** BEGIN Data for the task **
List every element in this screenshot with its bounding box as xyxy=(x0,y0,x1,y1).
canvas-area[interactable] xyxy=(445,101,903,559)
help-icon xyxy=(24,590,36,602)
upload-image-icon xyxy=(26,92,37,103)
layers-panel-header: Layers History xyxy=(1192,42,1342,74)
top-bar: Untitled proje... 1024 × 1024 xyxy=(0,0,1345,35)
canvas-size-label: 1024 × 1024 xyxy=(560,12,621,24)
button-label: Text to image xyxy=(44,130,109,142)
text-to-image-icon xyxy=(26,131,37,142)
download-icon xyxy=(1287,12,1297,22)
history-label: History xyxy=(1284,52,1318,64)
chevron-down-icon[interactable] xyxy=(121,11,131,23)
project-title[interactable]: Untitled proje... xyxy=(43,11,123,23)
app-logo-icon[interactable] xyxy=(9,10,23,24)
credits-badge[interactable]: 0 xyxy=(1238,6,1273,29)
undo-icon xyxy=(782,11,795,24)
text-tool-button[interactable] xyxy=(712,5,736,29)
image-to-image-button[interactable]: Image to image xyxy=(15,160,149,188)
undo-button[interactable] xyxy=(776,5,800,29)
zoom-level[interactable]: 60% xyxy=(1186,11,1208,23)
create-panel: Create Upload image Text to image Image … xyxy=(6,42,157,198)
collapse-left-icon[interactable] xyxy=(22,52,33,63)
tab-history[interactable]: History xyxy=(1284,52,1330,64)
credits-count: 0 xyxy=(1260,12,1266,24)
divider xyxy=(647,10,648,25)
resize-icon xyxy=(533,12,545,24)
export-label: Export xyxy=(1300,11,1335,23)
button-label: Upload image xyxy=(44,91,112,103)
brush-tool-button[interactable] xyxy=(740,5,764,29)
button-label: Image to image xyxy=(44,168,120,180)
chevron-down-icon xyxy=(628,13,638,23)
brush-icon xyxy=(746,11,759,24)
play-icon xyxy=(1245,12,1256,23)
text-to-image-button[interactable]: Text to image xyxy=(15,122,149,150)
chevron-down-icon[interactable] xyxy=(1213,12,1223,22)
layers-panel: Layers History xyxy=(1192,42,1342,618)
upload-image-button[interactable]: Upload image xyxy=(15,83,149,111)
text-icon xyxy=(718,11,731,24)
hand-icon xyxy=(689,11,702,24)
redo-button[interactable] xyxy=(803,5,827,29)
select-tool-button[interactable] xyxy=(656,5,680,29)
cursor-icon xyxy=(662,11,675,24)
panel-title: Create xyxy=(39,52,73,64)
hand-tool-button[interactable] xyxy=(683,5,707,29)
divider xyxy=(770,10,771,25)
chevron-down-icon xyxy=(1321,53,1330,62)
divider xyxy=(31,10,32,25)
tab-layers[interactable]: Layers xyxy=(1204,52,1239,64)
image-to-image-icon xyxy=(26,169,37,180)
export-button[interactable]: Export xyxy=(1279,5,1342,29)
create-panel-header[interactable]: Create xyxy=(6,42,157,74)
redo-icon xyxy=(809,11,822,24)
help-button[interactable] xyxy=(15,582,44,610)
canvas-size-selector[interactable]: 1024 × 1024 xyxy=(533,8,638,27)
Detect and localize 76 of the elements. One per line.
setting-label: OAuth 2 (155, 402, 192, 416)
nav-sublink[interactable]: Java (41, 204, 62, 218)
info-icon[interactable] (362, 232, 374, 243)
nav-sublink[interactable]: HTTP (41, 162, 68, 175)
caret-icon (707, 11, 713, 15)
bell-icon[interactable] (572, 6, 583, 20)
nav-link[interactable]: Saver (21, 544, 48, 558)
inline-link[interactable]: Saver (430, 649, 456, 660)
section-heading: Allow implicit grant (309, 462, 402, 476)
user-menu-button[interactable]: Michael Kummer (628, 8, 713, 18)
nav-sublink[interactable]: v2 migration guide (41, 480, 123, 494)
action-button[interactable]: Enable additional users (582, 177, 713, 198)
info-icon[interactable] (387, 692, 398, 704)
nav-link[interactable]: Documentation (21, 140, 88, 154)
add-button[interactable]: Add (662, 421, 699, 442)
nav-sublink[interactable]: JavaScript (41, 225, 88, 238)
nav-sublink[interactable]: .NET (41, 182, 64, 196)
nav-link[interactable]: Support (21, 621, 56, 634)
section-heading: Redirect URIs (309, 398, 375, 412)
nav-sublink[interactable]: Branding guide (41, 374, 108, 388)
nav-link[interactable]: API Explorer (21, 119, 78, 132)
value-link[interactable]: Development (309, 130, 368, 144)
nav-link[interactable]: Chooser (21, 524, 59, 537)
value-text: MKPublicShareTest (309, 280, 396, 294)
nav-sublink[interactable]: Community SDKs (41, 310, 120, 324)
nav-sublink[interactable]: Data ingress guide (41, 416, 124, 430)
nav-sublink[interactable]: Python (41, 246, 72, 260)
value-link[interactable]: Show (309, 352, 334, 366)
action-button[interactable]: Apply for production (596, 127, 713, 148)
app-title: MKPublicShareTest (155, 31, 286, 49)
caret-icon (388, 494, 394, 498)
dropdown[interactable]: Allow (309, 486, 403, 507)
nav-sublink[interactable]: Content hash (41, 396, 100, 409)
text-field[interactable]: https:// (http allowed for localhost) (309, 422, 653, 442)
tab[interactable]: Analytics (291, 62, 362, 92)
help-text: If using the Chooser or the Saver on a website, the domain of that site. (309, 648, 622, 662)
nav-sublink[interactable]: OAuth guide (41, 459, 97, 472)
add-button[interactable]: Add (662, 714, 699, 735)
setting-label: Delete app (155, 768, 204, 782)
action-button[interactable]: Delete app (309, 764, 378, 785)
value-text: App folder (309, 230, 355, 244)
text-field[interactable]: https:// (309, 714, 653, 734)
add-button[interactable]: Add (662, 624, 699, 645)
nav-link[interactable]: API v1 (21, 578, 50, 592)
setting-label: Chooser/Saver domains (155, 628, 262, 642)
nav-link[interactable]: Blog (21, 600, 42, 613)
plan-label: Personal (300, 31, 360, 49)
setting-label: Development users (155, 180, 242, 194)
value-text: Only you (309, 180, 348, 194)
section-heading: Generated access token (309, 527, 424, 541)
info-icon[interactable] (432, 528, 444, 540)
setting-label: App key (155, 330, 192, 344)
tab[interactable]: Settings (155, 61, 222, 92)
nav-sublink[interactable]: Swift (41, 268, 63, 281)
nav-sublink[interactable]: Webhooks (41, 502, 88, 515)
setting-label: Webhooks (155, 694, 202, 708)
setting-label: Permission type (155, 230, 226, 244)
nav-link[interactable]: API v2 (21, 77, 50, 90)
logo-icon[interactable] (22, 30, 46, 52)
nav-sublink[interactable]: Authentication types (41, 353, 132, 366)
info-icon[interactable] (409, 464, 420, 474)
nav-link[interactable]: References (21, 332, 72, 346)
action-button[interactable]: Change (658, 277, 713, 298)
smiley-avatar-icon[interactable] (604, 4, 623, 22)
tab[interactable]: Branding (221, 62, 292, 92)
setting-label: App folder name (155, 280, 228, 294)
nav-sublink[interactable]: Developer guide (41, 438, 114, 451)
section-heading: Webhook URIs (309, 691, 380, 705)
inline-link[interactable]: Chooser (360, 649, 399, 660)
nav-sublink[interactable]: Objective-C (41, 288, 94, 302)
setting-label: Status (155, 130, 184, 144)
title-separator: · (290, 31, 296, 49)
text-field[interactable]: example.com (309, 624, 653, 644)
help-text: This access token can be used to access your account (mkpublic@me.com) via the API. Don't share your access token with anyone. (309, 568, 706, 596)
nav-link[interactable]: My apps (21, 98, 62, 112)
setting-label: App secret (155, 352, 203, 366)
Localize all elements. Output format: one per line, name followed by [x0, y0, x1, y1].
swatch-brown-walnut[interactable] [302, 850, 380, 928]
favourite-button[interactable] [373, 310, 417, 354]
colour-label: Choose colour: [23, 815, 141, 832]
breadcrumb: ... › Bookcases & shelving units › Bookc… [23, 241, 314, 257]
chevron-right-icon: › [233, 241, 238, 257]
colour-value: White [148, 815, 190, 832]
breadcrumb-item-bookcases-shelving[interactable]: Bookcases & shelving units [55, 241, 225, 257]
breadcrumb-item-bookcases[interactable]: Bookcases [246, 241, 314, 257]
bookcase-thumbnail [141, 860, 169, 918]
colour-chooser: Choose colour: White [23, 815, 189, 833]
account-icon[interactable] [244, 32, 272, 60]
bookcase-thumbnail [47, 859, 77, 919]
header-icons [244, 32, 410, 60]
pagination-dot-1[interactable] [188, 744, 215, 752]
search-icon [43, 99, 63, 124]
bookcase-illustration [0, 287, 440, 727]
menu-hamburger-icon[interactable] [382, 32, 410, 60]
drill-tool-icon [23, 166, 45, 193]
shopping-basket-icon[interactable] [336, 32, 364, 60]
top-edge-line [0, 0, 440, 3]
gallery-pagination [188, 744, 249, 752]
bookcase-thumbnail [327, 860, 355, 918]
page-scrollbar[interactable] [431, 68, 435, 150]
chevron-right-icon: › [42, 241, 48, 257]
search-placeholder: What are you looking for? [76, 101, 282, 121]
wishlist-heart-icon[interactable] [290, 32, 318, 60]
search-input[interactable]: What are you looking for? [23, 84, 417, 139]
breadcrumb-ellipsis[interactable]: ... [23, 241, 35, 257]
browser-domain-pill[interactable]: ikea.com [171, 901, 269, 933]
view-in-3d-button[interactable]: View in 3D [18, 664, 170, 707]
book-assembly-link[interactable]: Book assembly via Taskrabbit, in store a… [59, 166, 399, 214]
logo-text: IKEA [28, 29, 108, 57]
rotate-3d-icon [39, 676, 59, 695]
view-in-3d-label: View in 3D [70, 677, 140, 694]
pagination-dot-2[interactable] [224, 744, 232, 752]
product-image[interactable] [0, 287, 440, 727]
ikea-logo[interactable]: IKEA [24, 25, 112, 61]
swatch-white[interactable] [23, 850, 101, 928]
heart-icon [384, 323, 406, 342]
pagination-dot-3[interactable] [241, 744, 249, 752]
** END Data for the task **
Exercise task:
Rewrite the items from the beginning through the line containing "canvas-size-label: 1024 ×", replacing "History" with "Timeline" and leaving everything else unchanged.

Exercise solution:
List every element in this screenshot with its bounding box as xyxy=(x0,y0,x1,y1).
canvas-area[interactable] xyxy=(445,101,903,559)
help-icon xyxy=(24,590,36,602)
upload-image-icon xyxy=(26,92,37,103)
layers-panel-header: Layers Timeline xyxy=(1192,42,1342,74)
top-bar: Untitled proje... 1024 × 1024 xyxy=(0,0,1345,35)
canvas-size-label: 1024 × 1024 xyxy=(560,12,621,24)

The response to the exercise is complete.